_What is being asked_.
Make an exact copy of each entry, leaving out every picture.

_Supplied entries_.
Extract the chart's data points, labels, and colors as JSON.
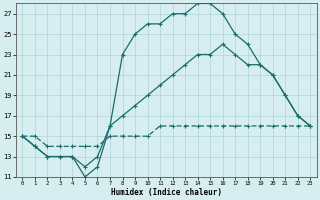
{
  "xlabel": "Humidex (Indice chaleur)",
  "bg_color": "#d6eef0",
  "grid_color": "#b0d4d8",
  "line_color": "#1a6b6b",
  "xlim": [
    -0.5,
    23.5
  ],
  "ylim": [
    11,
    28
  ],
  "xticks": [
    0,
    1,
    2,
    3,
    4,
    5,
    6,
    7,
    8,
    9,
    10,
    11,
    12,
    13,
    14,
    15,
    16,
    17,
    18,
    19,
    20,
    21,
    22,
    23
  ],
  "yticks": [
    11,
    13,
    15,
    17,
    19,
    21,
    23,
    25,
    27
  ],
  "line1_x": [
    0,
    1,
    2,
    3,
    4,
    5,
    6,
    7,
    8,
    9,
    10,
    11,
    12,
    13,
    14,
    15,
    16,
    17,
    18,
    19,
    20,
    21,
    22,
    23
  ],
  "line1_y": [
    15,
    14,
    13,
    13,
    13,
    11,
    12,
    16,
    17,
    18,
    19,
    20,
    21,
    22,
    23,
    23,
    24,
    23,
    22,
    22,
    21,
    19,
    17,
    16
  ],
  "line2_x": [
    0,
    1,
    2,
    3,
    4,
    5,
    6,
    7,
    8,
    9,
    10,
    11,
    12,
    13,
    14,
    15,
    16,
    17,
    18,
    19,
    20,
    21,
    22,
    23
  ],
  "line2_y": [
    15,
    15,
    14,
    14,
    14,
    14,
    14,
    15,
    15,
    15,
    15,
    16,
    16,
    16,
    16,
    16,
    16,
    16,
    16,
    16,
    16,
    16,
    16,
    16
  ],
  "line3_x": [
    0,
    1,
    2,
    3,
    4,
    5,
    6,
    7,
    8,
    9,
    10,
    11,
    12,
    13,
    14,
    15,
    16,
    17,
    18,
    19,
    20,
    21,
    22,
    23
  ],
  "line3_y": [
    15,
    14,
    13,
    13,
    13,
    12,
    13,
    16,
    23,
    25,
    26,
    26,
    27,
    27,
    28,
    28,
    27,
    25,
    24,
    22,
    21,
    19,
    17,
    16
  ]
}
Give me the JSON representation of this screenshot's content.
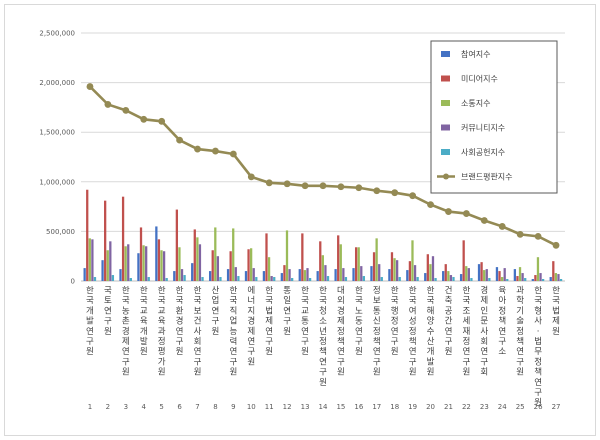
{
  "chart_data": {
    "type": "bar",
    "title": "",
    "xlabel": "",
    "ylabel": "",
    "ylim": [
      0,
      2500000
    ],
    "yticks": [
      0,
      500000,
      1000000,
      1500000,
      2000000,
      2500000
    ],
    "ytick_labels": [
      "0",
      "500,000",
      "1,000,000",
      "1,500,000",
      "2,000,000",
      "2,500,000"
    ],
    "grid": true,
    "legend_position": "top-right",
    "x_numbers": [
      "1",
      "2",
      "3",
      "4",
      "5",
      "6",
      "7",
      "8",
      "9",
      "10",
      "11",
      "12",
      "13",
      "14",
      "15",
      "16",
      "17",
      "18",
      "19",
      "20",
      "21",
      "22",
      "23",
      "24",
      "25",
      "26",
      "27"
    ],
    "categories": [
      "한국개발연구원",
      "국토연구원",
      "한국농촌경제연구원",
      "한국교육개발원",
      "한국교육과정평가원",
      "한국환경연구원",
      "한국보건사회연구원",
      "산업연구원",
      "한국직업능력연구원",
      "에너지경제연구원",
      "한국법제연구원",
      "통일연구원",
      "한국교통연구원",
      "한국청소년정책연구원",
      "대외경제정책연구원",
      "한국노동연구원",
      "정보통신정책연구원",
      "한국행정연구원",
      "한국여성정책연구원",
      "한국해양수산개발원",
      "건축공간연구원",
      "한국조세재정연구원",
      "경제인문사회연구회",
      "육아정책연구소",
      "과학기술정책연구원",
      "한국형사·법무정책연구원",
      "한국법제원"
    ],
    "series": [
      {
        "name": "참여지수",
        "color": "#4472c4",
        "values": [
          130000,
          210000,
          120000,
          280000,
          550000,
          100000,
          180000,
          100000,
          120000,
          100000,
          100000,
          80000,
          120000,
          100000,
          120000,
          130000,
          150000,
          120000,
          110000,
          80000,
          100000,
          70000,
          170000,
          140000,
          120000,
          20000,
          40000
        ]
      },
      {
        "name": "미디어지수",
        "color": "#c0504d",
        "values": [
          920000,
          810000,
          850000,
          540000,
          420000,
          720000,
          520000,
          310000,
          300000,
          320000,
          480000,
          160000,
          480000,
          400000,
          460000,
          340000,
          290000,
          290000,
          200000,
          270000,
          170000,
          410000,
          190000,
          100000,
          50000,
          60000,
          200000
        ]
      },
      {
        "name": "소통지수",
        "color": "#9bbb59",
        "values": [
          430000,
          310000,
          350000,
          360000,
          310000,
          340000,
          440000,
          540000,
          530000,
          330000,
          240000,
          510000,
          110000,
          260000,
          370000,
          340000,
          430000,
          230000,
          410000,
          170000,
          100000,
          150000,
          110000,
          40000,
          140000,
          240000,
          80000
        ]
      },
      {
        "name": "커뮤니티지수",
        "color": "#8064a2",
        "values": [
          420000,
          400000,
          370000,
          350000,
          300000,
          120000,
          370000,
          250000,
          140000,
          130000,
          50000,
          120000,
          130000,
          160000,
          130000,
          150000,
          170000,
          210000,
          160000,
          250000,
          60000,
          130000,
          120000,
          130000,
          80000,
          80000,
          70000
        ]
      },
      {
        "name": "사회공헌지수",
        "color": "#4bacc6",
        "values": [
          40000,
          60000,
          30000,
          40000,
          30000,
          60000,
          40000,
          40000,
          50000,
          40000,
          40000,
          30000,
          30000,
          50000,
          40000,
          50000,
          40000,
          40000,
          40000,
          30000,
          40000,
          30000,
          30000,
          20000,
          30000,
          20000,
          20000
        ]
      },
      {
        "name": "브랜드평판지수",
        "color": "#948a54",
        "values": [
          1960000,
          1780000,
          1720000,
          1630000,
          1610000,
          1420000,
          1330000,
          1310000,
          1280000,
          1050000,
          990000,
          980000,
          960000,
          960000,
          950000,
          940000,
          910000,
          890000,
          860000,
          770000,
          700000,
          680000,
          610000,
          550000,
          470000,
          450000,
          360000
        ]
      }
    ]
  }
}
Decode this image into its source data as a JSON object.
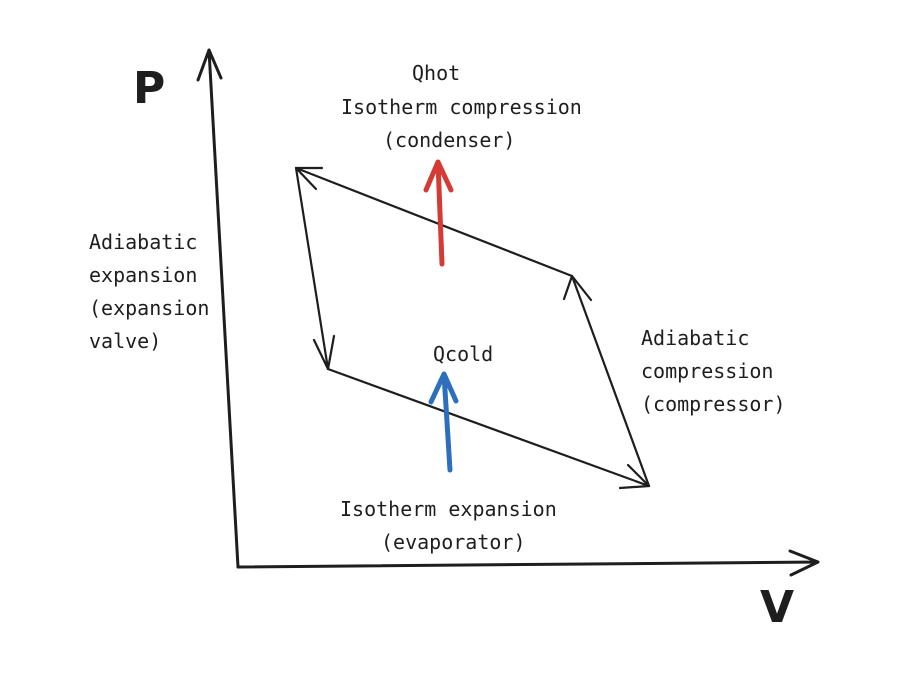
{
  "axes": {
    "y_label": "P",
    "x_label": "V"
  },
  "labels": {
    "qhot": "Qhot",
    "isotherm_compression": "Isotherm compression",
    "condenser": "(condenser)",
    "adiabatic_expansion_1": "Adiabatic",
    "adiabatic_expansion_2": "expansion",
    "adiabatic_expansion_3": "(expansion",
    "adiabatic_expansion_4": "valve)",
    "qcold": "Qcold",
    "adiabatic_compression_1": "Adiabatic",
    "adiabatic_compression_2": "compression",
    "adiabatic_compression_3": "(compressor)",
    "isotherm_expansion": "Isotherm expansion",
    "evaporator": "(evaporator)"
  },
  "colors": {
    "hot": "#d63a34",
    "cold": "#2d6fbd",
    "ink": "#1e1e1e"
  }
}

_Correct answer_.
Extract the chart's data points, labels, and colors as JSON.
{
  "xlabel": "Humidex (Indice chaleur)",
  "bg_color": "#d6eef0",
  "grid_color": "#b0d4d8",
  "line_color": "#1a6b6b",
  "xlim": [
    -0.5,
    23.5
  ],
  "ylim": [
    11,
    28
  ],
  "xticks": [
    0,
    1,
    2,
    3,
    4,
    5,
    6,
    7,
    8,
    9,
    10,
    11,
    12,
    13,
    14,
    15,
    16,
    17,
    18,
    19,
    20,
    21,
    22,
    23
  ],
  "yticks": [
    11,
    13,
    15,
    17,
    19,
    21,
    23,
    25,
    27
  ],
  "line1_x": [
    0,
    1,
    2,
    3,
    4,
    5,
    6,
    7,
    8,
    9,
    10,
    11,
    12,
    13,
    14,
    15,
    16,
    17,
    18,
    19,
    20,
    21,
    22,
    23
  ],
  "line1_y": [
    15,
    14,
    13,
    13,
    13,
    11,
    12,
    16,
    17,
    18,
    19,
    20,
    21,
    22,
    23,
    23,
    24,
    23,
    22,
    22,
    21,
    19,
    17,
    16
  ],
  "line2_x": [
    0,
    1,
    2,
    3,
    4,
    5,
    6,
    7,
    8,
    9,
    10,
    11,
    12,
    13,
    14,
    15,
    16,
    17,
    18,
    19,
    20,
    21,
    22,
    23
  ],
  "line2_y": [
    15,
    15,
    14,
    14,
    14,
    14,
    14,
    15,
    15,
    15,
    15,
    16,
    16,
    16,
    16,
    16,
    16,
    16,
    16,
    16,
    16,
    16,
    16,
    16
  ],
  "line3_x": [
    0,
    1,
    2,
    3,
    4,
    5,
    6,
    7,
    8,
    9,
    10,
    11,
    12,
    13,
    14,
    15,
    16,
    17,
    18,
    19,
    20,
    21,
    22,
    23
  ],
  "line3_y": [
    15,
    14,
    13,
    13,
    13,
    12,
    13,
    16,
    23,
    25,
    26,
    26,
    27,
    27,
    28,
    28,
    27,
    25,
    24,
    22,
    21,
    19,
    17,
    16
  ]
}
Give me the JSON representation of this screenshot's content.
{
  "chart_data": {
    "type": "bar",
    "title": "",
    "xlabel": "",
    "ylabel": "",
    "ylim": [
      0,
      2500000
    ],
    "yticks": [
      0,
      500000,
      1000000,
      1500000,
      2000000,
      2500000
    ],
    "ytick_labels": [
      "0",
      "500,000",
      "1,000,000",
      "1,500,000",
      "2,000,000",
      "2,500,000"
    ],
    "grid": true,
    "legend_position": "top-right",
    "x_numbers": [
      "1",
      "2",
      "3",
      "4",
      "5",
      "6",
      "7",
      "8",
      "9",
      "10",
      "11",
      "12",
      "13",
      "14",
      "15",
      "16",
      "17",
      "18",
      "19",
      "20",
      "21",
      "22",
      "23",
      "24",
      "25",
      "26",
      "27"
    ],
    "categories": [
      "한국개발연구원",
      "국토연구원",
      "한국농촌경제연구원",
      "한국교육개발원",
      "한국교육과정평가원",
      "한국환경연구원",
      "한국보건사회연구원",
      "산업연구원",
      "한국직업능력연구원",
      "에너지경제연구원",
      "한국법제연구원",
      "통일연구원",
      "한국교통연구원",
      "한국청소년정책연구원",
      "대외경제정책연구원",
      "한국노동연구원",
      "정보통신정책연구원",
      "한국행정연구원",
      "한국여성정책연구원",
      "한국해양수산개발원",
      "건축공간연구원",
      "한국조세재정연구원",
      "경제인문사회연구회",
      "육아정책연구소",
      "과학기술정책연구원",
      "한국형사·법무정책연구원",
      "한국법제원"
    ],
    "series": [
      {
        "name": "참여지수",
        "color": "#4472c4",
        "values": [
          130000,
          210000,
          120000,
          280000,
          550000,
          100000,
          180000,
          100000,
          120000,
          100000,
          100000,
          80000,
          120000,
          100000,
          120000,
          130000,
          150000,
          120000,
          110000,
          80000,
          100000,
          70000,
          170000,
          140000,
          120000,
          20000,
          40000
        ]
      },
      {
        "name": "미디어지수",
        "color": "#c0504d",
        "values": [
          920000,
          810000,
          850000,
          540000,
          420000,
          720000,
          520000,
          310000,
          300000,
          320000,
          480000,
          160000,
          480000,
          400000,
          460000,
          340000,
          290000,
          290000,
          200000,
          270000,
          170000,
          410000,
          190000,
          100000,
          50000,
          60000,
          200000
        ]
      },
      {
        "name": "소통지수",
        "color": "#9bbb59",
        "values": [
          430000,
          310000,
          350000,
          360000,
          310000,
          340000,
          440000,
          540000,
          530000,
          330000,
          240000,
          510000,
          110000,
          260000,
          370000,
          340000,
          430000,
          230000,
          410000,
          170000,
          100000,
          150000,
          110000,
          40000,
          140000,
          240000,
          80000
        ]
      },
      {
        "name": "커뮤니티지수",
        "color": "#8064a2",
        "values": [
          420000,
          400000,
          370000,
          350000,
          300000,
          120000,
          370000,
          250000,
          140000,
          130000,
          50000,
          120000,
          130000,
          160000,
          130000,
          150000,
          170000,
          210000,
          160000,
          250000,
          60000,
          130000,
          120000,
          130000,
          80000,
          80000,
          70000
        ]
      },
      {
        "name": "사회공헌지수",
        "color": "#4bacc6",
        "values": [
          40000,
          60000,
          30000,
          40000,
          30000,
          60000,
          40000,
          40000,
          50000,
          40000,
          40000,
          30000,
          30000,
          50000,
          40000,
          50000,
          40000,
          40000,
          40000,
          30000,
          40000,
          30000,
          30000,
          20000,
          30000,
          20000,
          20000
        ]
      },
      {
        "name": "브랜드평판지수",
        "color": "#948a54",
        "values": [
          1960000,
          1780000,
          1720000,
          1630000,
          1610000,
          1420000,
          1330000,
          1310000,
          1280000,
          1050000,
          990000,
          980000,
          960000,
          960000,
          950000,
          940000,
          910000,
          890000,
          860000,
          770000,
          700000,
          680000,
          610000,
          550000,
          470000,
          450000,
          360000
        ]
      }
    ]
  }
}
Decode this image into its source data as a JSON object.
{
  "axes": {
    "y_label": "P",
    "x_label": "V"
  },
  "labels": {
    "qhot": "Qhot",
    "isotherm_compression": "Isotherm compression",
    "condenser": "(condenser)",
    "adiabatic_expansion_1": "Adiabatic",
    "adiabatic_expansion_2": "expansion",
    "adiabatic_expansion_3": "(expansion",
    "adiabatic_expansion_4": "valve)",
    "qcold": "Qcold",
    "adiabatic_compression_1": "Adiabatic",
    "adiabatic_compression_2": "compression",
    "adiabatic_compression_3": "(compressor)",
    "isotherm_expansion": "Isotherm expansion",
    "evaporator": "(evaporator)"
  },
  "colors": {
    "hot": "#d63a34",
    "cold": "#2d6fbd",
    "ink": "#1e1e1e"
  }
}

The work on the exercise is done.